• **DATI FORNITI**:
+===+
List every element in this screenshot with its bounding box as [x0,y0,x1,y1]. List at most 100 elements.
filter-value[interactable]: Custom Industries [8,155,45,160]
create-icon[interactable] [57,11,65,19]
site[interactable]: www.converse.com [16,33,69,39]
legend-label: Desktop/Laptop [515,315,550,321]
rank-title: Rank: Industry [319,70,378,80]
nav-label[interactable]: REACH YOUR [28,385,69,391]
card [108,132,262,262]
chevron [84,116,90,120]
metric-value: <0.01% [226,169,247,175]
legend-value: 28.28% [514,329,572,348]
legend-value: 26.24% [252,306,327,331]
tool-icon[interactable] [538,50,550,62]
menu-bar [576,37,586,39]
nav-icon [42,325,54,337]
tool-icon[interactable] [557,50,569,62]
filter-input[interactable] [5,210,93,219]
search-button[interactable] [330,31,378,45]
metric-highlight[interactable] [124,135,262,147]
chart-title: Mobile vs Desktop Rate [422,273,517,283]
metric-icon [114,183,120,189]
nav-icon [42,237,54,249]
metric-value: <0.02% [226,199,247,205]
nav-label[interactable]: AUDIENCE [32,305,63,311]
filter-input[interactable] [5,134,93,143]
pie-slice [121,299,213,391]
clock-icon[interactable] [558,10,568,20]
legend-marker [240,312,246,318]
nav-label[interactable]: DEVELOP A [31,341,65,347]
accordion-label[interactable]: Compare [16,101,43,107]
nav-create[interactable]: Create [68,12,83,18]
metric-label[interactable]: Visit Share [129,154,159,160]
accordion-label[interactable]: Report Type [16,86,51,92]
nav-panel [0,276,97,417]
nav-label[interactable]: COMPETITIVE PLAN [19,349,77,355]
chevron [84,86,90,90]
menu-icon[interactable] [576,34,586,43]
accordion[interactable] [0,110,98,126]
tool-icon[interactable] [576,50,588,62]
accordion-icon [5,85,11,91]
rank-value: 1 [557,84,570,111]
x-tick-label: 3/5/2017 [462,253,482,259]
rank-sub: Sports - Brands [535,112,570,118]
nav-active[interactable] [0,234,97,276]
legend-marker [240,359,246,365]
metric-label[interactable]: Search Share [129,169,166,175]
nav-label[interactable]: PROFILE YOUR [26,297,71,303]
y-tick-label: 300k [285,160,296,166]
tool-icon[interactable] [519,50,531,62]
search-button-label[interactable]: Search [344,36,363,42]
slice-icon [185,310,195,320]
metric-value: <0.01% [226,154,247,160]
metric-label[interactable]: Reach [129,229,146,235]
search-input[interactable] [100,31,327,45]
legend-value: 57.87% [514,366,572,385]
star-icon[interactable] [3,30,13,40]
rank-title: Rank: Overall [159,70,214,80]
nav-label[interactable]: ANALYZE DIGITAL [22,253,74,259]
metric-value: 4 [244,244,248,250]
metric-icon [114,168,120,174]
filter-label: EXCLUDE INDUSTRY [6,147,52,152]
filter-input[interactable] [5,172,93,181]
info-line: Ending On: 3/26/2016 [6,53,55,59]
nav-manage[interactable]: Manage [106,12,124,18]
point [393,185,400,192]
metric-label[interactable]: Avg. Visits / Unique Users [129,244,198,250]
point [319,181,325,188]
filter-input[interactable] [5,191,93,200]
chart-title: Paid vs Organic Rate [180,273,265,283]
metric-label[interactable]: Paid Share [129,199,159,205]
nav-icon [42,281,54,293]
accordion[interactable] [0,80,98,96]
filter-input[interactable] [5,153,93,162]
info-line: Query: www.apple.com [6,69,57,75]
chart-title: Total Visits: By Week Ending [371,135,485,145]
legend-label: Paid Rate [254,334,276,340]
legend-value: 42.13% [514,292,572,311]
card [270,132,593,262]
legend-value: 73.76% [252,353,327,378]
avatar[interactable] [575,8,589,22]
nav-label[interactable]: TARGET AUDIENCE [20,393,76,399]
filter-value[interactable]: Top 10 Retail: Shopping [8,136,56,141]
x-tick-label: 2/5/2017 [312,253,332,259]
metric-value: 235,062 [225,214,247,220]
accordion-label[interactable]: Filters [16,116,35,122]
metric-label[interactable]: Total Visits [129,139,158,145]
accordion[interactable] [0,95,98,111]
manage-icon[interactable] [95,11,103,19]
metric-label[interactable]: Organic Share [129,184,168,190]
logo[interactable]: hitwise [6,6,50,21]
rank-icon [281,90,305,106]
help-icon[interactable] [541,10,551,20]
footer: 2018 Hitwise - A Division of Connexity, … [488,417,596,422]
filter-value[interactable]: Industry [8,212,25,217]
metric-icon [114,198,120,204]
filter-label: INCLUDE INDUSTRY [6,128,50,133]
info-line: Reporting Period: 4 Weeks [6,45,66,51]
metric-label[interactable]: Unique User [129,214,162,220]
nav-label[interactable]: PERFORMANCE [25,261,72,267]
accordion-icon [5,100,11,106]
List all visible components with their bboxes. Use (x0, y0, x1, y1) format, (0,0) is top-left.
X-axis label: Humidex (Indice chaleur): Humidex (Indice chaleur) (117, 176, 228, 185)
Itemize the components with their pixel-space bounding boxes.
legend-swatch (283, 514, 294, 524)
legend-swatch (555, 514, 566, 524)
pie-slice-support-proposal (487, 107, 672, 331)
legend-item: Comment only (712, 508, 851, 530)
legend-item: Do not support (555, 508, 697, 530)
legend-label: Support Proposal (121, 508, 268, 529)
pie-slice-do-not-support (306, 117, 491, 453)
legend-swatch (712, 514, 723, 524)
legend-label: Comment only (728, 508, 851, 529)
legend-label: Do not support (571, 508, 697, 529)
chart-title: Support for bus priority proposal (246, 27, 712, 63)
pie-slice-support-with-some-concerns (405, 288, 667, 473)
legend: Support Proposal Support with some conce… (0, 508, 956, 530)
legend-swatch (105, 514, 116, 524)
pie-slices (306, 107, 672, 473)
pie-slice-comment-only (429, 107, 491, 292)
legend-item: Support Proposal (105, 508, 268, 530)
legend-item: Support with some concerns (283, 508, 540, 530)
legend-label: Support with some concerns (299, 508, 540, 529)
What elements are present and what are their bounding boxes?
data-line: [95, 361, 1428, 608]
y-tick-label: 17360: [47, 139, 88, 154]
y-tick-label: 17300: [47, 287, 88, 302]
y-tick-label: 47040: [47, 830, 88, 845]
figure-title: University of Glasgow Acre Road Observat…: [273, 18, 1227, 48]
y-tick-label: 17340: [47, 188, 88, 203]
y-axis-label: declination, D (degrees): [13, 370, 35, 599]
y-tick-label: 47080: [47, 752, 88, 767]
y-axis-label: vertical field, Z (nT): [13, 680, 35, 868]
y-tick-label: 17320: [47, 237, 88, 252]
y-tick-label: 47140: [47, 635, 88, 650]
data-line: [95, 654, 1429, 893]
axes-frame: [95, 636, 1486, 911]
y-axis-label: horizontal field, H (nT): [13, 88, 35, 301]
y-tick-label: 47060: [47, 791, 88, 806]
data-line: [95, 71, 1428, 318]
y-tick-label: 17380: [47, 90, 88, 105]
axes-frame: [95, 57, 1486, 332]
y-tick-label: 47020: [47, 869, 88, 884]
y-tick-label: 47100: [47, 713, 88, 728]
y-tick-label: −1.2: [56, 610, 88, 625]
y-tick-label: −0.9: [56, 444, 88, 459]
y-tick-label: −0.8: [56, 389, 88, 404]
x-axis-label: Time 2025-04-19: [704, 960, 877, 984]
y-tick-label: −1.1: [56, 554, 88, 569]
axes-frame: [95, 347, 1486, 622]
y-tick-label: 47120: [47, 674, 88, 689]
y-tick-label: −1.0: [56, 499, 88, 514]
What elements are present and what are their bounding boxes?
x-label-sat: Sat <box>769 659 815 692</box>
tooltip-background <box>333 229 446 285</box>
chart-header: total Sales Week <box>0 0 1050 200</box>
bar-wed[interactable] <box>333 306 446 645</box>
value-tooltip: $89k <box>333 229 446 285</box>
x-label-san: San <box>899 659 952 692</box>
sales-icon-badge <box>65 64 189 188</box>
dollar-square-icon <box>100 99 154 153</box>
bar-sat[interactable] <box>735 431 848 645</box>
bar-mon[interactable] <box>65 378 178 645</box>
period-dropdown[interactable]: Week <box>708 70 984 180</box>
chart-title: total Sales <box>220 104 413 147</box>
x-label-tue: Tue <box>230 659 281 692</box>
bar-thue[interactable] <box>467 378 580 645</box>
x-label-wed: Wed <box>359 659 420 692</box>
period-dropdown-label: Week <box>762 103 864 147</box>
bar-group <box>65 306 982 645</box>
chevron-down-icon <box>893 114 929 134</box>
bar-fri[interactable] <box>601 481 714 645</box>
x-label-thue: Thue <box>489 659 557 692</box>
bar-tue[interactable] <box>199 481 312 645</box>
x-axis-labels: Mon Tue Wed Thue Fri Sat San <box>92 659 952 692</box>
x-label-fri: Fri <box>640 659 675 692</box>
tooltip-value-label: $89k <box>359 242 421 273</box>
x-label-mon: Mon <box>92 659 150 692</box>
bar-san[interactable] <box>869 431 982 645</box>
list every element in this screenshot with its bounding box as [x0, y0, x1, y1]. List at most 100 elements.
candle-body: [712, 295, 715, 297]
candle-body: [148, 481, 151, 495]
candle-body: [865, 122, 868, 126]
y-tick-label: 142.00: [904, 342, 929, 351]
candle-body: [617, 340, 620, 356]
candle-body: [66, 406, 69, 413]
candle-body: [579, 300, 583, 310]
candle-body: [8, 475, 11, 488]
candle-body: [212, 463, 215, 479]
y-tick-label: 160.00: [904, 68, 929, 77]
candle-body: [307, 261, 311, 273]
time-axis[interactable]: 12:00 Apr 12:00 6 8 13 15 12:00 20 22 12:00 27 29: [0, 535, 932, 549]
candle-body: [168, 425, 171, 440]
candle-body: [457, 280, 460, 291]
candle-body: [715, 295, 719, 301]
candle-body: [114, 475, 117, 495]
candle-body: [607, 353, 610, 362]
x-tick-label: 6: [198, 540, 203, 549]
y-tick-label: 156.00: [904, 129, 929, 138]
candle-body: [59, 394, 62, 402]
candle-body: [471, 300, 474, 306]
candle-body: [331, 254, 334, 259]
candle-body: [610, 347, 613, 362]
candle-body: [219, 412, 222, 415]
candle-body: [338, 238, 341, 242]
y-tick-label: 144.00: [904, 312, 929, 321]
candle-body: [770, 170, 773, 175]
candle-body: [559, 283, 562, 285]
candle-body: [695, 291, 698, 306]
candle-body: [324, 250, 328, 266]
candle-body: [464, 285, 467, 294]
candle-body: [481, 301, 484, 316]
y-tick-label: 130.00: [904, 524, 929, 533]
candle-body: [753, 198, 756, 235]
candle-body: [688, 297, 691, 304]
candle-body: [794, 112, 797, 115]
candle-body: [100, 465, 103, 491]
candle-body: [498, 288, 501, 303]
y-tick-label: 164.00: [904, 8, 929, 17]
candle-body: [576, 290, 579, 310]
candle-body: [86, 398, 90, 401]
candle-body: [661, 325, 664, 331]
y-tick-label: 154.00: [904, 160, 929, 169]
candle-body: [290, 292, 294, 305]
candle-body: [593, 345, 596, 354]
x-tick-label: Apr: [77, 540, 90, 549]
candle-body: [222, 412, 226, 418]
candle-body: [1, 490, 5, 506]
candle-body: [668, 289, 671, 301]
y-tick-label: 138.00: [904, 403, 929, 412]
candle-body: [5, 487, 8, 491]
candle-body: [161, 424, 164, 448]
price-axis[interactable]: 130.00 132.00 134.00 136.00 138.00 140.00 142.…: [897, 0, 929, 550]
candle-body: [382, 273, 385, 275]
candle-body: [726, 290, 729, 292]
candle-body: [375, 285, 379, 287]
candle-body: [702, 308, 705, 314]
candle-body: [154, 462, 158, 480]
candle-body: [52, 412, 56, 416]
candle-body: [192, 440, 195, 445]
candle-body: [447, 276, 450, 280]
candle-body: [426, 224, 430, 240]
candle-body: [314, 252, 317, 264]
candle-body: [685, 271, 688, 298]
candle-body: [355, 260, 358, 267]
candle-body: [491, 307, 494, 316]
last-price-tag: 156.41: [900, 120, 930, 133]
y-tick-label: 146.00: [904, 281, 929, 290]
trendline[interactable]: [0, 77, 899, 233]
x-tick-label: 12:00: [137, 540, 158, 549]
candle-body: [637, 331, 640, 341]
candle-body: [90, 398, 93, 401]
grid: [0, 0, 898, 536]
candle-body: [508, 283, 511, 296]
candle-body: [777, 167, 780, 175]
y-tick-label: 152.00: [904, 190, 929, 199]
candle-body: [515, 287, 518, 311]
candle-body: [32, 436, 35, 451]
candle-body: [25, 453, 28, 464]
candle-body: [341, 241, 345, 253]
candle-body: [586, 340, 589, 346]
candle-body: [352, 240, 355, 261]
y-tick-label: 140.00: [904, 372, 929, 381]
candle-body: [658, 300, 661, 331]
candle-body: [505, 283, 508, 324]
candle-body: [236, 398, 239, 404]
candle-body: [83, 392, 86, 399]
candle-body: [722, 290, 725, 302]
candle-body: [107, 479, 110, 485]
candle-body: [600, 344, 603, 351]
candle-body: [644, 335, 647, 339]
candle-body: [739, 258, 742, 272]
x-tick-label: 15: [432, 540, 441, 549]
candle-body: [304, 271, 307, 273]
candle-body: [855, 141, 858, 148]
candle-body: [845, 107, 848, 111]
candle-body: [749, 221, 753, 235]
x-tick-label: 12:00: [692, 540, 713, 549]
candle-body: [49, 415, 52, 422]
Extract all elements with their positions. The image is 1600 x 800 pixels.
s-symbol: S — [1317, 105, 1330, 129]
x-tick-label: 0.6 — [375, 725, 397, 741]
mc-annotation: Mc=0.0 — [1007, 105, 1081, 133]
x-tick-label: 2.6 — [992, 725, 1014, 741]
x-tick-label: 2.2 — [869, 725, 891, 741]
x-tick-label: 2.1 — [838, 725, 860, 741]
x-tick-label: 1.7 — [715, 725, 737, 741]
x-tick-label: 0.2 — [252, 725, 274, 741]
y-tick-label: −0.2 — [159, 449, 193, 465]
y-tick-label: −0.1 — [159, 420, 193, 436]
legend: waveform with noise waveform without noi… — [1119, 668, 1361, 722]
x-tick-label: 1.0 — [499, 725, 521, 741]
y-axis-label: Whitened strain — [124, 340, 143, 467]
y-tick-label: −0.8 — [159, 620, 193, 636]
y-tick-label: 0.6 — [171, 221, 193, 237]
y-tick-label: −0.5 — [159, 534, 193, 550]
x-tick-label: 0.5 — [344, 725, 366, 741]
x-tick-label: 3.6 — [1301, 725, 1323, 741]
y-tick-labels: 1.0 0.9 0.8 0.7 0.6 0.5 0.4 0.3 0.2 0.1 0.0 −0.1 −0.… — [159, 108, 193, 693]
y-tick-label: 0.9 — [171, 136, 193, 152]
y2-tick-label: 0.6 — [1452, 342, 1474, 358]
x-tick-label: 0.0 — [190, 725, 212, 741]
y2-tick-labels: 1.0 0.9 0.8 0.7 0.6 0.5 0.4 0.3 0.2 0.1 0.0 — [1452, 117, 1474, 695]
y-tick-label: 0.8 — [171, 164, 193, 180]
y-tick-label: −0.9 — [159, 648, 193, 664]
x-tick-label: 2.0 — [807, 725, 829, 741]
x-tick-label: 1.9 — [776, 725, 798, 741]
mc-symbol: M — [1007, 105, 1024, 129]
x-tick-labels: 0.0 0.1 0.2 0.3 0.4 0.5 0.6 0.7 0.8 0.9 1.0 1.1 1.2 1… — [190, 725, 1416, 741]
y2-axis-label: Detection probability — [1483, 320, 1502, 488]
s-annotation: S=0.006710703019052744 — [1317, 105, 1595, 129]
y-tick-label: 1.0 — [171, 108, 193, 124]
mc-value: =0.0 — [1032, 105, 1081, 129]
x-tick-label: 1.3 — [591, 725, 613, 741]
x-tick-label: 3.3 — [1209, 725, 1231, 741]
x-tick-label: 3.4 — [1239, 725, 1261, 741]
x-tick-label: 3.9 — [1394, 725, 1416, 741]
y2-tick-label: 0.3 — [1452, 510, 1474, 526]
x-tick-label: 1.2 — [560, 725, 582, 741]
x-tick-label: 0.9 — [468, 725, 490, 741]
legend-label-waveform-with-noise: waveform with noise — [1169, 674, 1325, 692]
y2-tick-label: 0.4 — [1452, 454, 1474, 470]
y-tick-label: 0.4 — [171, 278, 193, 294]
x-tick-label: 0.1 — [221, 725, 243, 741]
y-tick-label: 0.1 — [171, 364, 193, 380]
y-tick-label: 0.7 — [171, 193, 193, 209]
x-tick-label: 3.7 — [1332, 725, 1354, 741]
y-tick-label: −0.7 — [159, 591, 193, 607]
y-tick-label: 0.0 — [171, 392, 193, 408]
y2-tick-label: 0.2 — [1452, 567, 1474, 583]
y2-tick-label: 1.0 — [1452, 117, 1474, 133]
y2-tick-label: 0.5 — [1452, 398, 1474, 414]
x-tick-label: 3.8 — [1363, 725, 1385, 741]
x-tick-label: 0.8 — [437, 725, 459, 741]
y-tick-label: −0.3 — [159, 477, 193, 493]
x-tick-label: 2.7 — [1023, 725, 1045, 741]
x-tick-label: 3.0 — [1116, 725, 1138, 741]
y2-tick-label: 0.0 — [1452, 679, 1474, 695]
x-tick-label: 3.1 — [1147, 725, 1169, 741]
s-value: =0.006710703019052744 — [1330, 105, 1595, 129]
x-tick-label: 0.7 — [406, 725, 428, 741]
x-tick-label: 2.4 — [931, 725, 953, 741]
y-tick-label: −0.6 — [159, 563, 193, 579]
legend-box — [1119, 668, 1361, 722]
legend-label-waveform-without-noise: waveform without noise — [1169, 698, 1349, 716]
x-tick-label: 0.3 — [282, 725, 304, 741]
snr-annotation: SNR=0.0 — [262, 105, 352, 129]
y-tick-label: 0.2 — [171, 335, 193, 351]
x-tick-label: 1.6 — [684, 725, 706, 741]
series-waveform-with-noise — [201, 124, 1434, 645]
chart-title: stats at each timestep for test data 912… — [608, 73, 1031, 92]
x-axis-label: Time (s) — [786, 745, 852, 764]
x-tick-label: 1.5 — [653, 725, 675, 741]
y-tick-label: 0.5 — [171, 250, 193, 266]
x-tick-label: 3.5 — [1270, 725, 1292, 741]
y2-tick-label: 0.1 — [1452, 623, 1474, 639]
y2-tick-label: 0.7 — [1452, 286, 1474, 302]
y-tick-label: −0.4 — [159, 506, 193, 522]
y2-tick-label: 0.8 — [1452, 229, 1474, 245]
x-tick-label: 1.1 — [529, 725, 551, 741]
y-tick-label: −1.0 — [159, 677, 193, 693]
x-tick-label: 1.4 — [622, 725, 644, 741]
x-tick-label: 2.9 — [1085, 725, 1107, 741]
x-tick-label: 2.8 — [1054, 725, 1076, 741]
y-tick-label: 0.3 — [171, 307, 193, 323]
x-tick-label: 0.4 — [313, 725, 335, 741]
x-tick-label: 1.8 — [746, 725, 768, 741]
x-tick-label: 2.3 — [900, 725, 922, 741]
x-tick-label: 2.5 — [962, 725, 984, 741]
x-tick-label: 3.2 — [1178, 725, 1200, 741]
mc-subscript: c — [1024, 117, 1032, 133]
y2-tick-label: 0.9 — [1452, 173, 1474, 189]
+===+
• **SFIDA**: Trascrivi fedelmente tutto ciò che va dall'inizio dei dati giù fino alla riga che contiene "star-icon[interactable] [3,30,13,40]", compresa quest'ultima.

• **SOLUZIONE DEL PROBLEMA**:
List every element in this screenshot with its bounding box as [x0,y0,x1,y1]. List at most 100 elements.
filter-value[interactable]: Custom Industries [8,155,45,160]
create-icon[interactable] [57,11,65,19]
site[interactable]: www.converse.com [16,33,69,39]
legend-label: Desktop/Laptop [515,315,550,321]
rank-title: Rank: Industry [319,70,378,80]
nav-label[interactable]: REACH YOUR [28,385,69,391]
card [108,132,262,262]
chevron [84,116,90,120]
metric-value: <0.01% [226,169,247,175]
legend-value: 28.28% [514,329,572,348]
legend-value: 26.24% [252,306,327,331]
tool-icon[interactable] [538,50,550,62]
menu-bar [576,37,586,39]
nav-icon [42,325,54,337]
tool-icon[interactable] [557,50,569,62]
filter-input[interactable] [5,210,93,219]
search-button[interactable] [330,31,378,45]
metric-highlight[interactable] [124,135,262,147]
chart-title: Mobile vs Desktop Rate [422,273,517,283]
metric-icon [114,183,120,189]
nav-icon [42,237,54,249]
metric-value: <0.02% [226,199,247,205]
nav-label[interactable]: AUDIENCE [32,305,63,311]
filter-input[interactable] [5,134,93,143]
pie-slice [121,299,213,391]
clock-icon[interactable] [558,10,568,20]
legend-marker [240,312,246,318]
nav-label[interactable]: DEVELOP A [31,341,65,347]
accordion-label[interactable]: Compare [16,101,43,107]
nav-create[interactable]: Create [68,12,83,18]
metric-label[interactable]: Visit Share [129,154,159,160]
accordion-label[interactable]: Report Type [16,86,51,92]
nav-panel [0,276,97,417]
nav-label[interactable]: COMPETITIVE PLAN [19,349,77,355]
chevron [84,86,90,90]
menu-icon[interactable] [576,34,586,43]
accordion[interactable] [0,110,98,126]
tool-icon[interactable] [576,50,588,62]
accordion-icon [5,85,11,91]
rank-value: 1 [557,84,570,111]
x-tick-label: 3/5/2017 [462,253,482,259]
rank-sub: Sports - Brands [535,112,570,118]
nav-active[interactable] [0,234,97,276]
legend-marker [240,359,246,365]
metric-label[interactable]: Search Share [129,169,166,175]
nav-label[interactable]: PROFILE YOUR [26,297,71,303]
y-tick-label: 300k [285,160,296,166]
tool-icon[interactable] [519,50,531,62]
search-button-label[interactable]: Search [344,36,363,42]
slice-icon [185,310,195,320]
metric-value: <0.01% [226,154,247,160]
metric-label[interactable]: Reach [129,229,146,235]
search-input[interactable] [100,31,327,45]
legend-value: 57.87% [514,366,572,385]
star-icon[interactable] [3,30,13,40]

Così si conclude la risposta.